The records underneath are to be repeated exactly, with the pictures left out.

===

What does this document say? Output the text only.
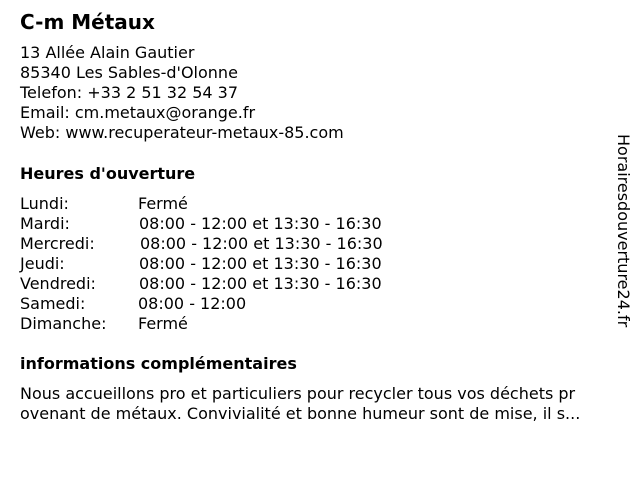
C-m Métaux
13 Allée Alain Gautier
85340 Les Sables-d'Olonne
Telefon: +33 2 51 32 54 37
Email: cm.metaux@orange.fr
Web: www.recuperateur-metaux-85.com
Heures d'ouverture
Lundi:	Fermé
Mardi:	08:00 - 12:00 et 13:30 - 16:30
Mercredi:	08:00 - 12:00 et 13:30 - 16:30
Jeudi:	08:00 - 12:00 et 13:30 - 16:30
Vendredi:	08:00 - 12:00 et 13:30 - 16:30
Samedi:	08:00 - 12:00
Dimanche: Fermé
informations complémentaires
Nous accueillons pro et particuliers pour recycler tous vos déchets pr
ovenant de métaux. Convivialité et bonne humeur sont de mise, il s...
Horairesdouverture24.fr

===

:: Exercise result ::
What does this document say? Output the text only.
C-m Métaux
13 Allée Alain Gautier
85340 Les Sables-d'Olonne
Telefon: +33 2 51 32 54 37
Email: cm.metaux@orange.fr
Web: www.recuperateur-metaux-85.com
Heures d'ouverture
Lundi:	Fermé
Mardi:	08:00 - 12:00 et 13:30 - 16:30
Mercredi:	08:00 - 12:00 et 13:30 - 16:30
Jeudi:	08:00 - 12:00 et 13:30 - 16:30
Vendredi:	08:00 - 12:00 et 13:30 - 16:30
Samedi:	08:00 - 12:00
Dimanche: Fermé
informations complémentaires
Nous accueillons pro et particuliers pour recycler tous vos déchets pr
ovenant de métaux. Convivialité et bonne humeur sont de mise, il s...
Horairesdouverture24.fr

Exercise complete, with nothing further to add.